Here are some records; return them all exactly.

--- start Dataset extract ---

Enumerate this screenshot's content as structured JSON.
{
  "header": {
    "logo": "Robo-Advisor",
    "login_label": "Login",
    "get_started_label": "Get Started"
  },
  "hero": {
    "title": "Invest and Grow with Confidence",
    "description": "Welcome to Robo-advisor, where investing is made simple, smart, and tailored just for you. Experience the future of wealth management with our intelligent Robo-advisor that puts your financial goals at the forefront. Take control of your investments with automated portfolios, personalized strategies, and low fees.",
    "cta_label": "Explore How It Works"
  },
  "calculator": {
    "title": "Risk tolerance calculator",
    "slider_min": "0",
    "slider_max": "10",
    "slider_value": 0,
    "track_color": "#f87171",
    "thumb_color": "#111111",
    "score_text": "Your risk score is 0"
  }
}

--- end Dataset extract ---

◆ **Finished exercise**
Enumerate this screenshot's content as structured JSON.
{
  "header": {
    "logo": "Robo-Advisor",
    "login_label": "Login",
    "get_started_label": "Get Started"
  },
  "hero": {
    "title": "Invest and Grow with Confidence",
    "description": "Welcome to Robo-advisor, where investing is made simple, smart, and tailored just for you. Experience the future of wealth management with our intelligent Robo-advisor that puts your financial goals at the forefront. Take control of your investments with automated portfolios, personalized strategies, and low fees.",
    "cta_label": "Explore How It Works"
  },
  "calculator": {
    "title": "Risk tolerance calculator",
    "slider_min": "0",
    "slider_max": "10",
    "slider_value": 0,
    "track_color": "#f87171",
    "thumb_color": "#111111",
    "score_text": "Your risk score is 0"
  }
}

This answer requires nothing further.